::: PROVIDED ENTRIES
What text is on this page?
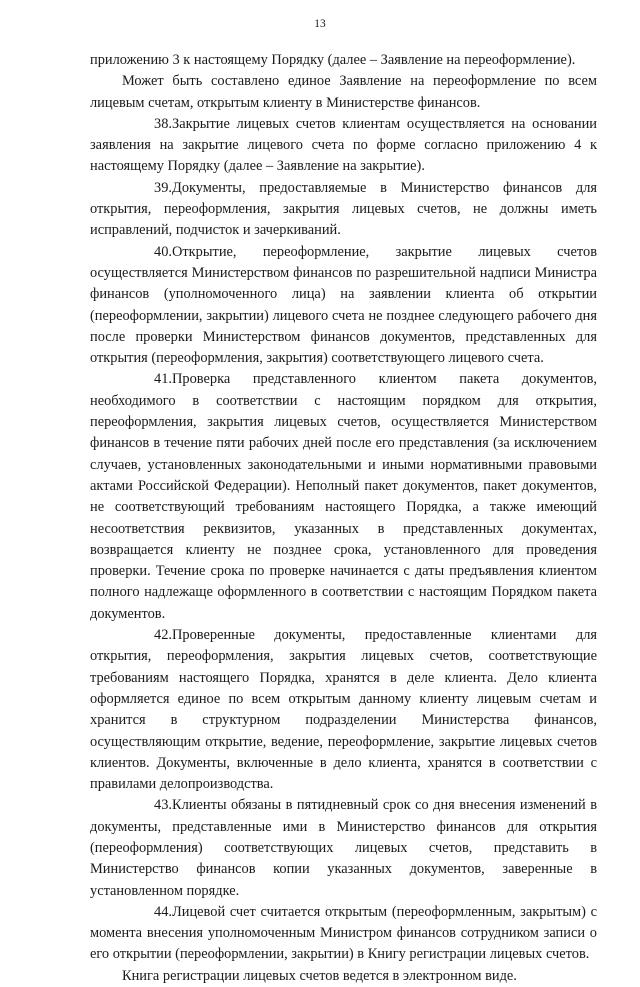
13

приложению 3 к настоящему Порядку (далее – Заявление на переоформление).

Может быть составлено единое Заявление на переоформление по всем лицевым счетам, открытым клиенту в Министерстве финансов.

38.Закрытие лицевых счетов клиентам осуществляется на основании заявления на закрытие лицевого счета по форме согласно приложению 4 к настоящему Порядку (далее – Заявление на закрытие).

39.Документы, предоставляемые в Министерство финансов для открытия, переоформления, закрытия лицевых счетов, не должны иметь исправлений, подчисток и зачеркиваний.

40.Открытие, переоформление, закрытие лицевых счетов осуществляется Министерством финансов по разрешительной надписи Министра финансов (уполномоченного лица) на заявлении клиента об открытии (переоформлении, закрытии) лицевого счета не позднее следующего рабочего дня после проверки Министерством финансов документов, представленных для открытия (переоформления, закрытия) соответствующего лицевого счета.

41.Проверка представленного клиентом пакета документов, необходимого в соответствии с настоящим порядком для открытия, переоформления, закрытия лицевых счетов, осуществляется Министерством финансов в течение пяти рабочих дней после его представления (за исключением случаев, установленных законодательными и иными нормативными правовыми актами Российской Федерации). Неполный пакет документов, пакет документов, не соответствующий требованиям настоящего Порядка, а также имеющий несоответствия реквизитов, указанных в представленных документах, возвращается клиенту не позднее срока, установленного для проведения проверки. Течение срока по проверке начинается с даты предъявления клиентом полного надлежаще оформленного в соответствии с настоящим Порядком пакета документов.

42.Проверенные документы, предоставленные клиентами для открытия, переоформления, закрытия лицевых счетов, соответствующие требованиям настоящего Порядка, хранятся в деле клиента. Дело клиента оформляется единое по всем открытым данному клиенту лицевым счетам и хранится в структурном подразделении Министерства финансов, осуществляющим открытие, ведение, переоформление, закрытие лицевых счетов клиентов. Документы, включенные в дело клиента, хранятся в соответствии с правилами делопроизводства.

43.Клиенты обязаны в пятидневный срок со дня внесения изменений в документы, представленные ими в Министерство финансов для открытия (переоформления) соответствующих лицевых счетов, представить в Министерство финансов копии указанных документов, заверенные в установленном порядке.

44.Лицевой счет считается открытым (переоформленным, закрытым) с момента внесения уполномоченным Министром финансов сотрудником записи о его открытии (переоформлении, закрытии) в Книгу регистрации лицевых счетов.

Книга регистрации лицевых счетов ведется в электронном виде.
::::::
■ **TASK INSTRUCTIONS**
Return each line where "регистрации" shows up.

■ **ANSWER**
44.Лицевой счет считается открытым (переоформленным, закрытым) с момента внесения уполномоченным Министром финансов сотрудником записи о его открытии (переоформлении, закрытии) в Книгу регистрации лицевых счетов.
Книга регистрации лицевых счетов ведется в электронном виде.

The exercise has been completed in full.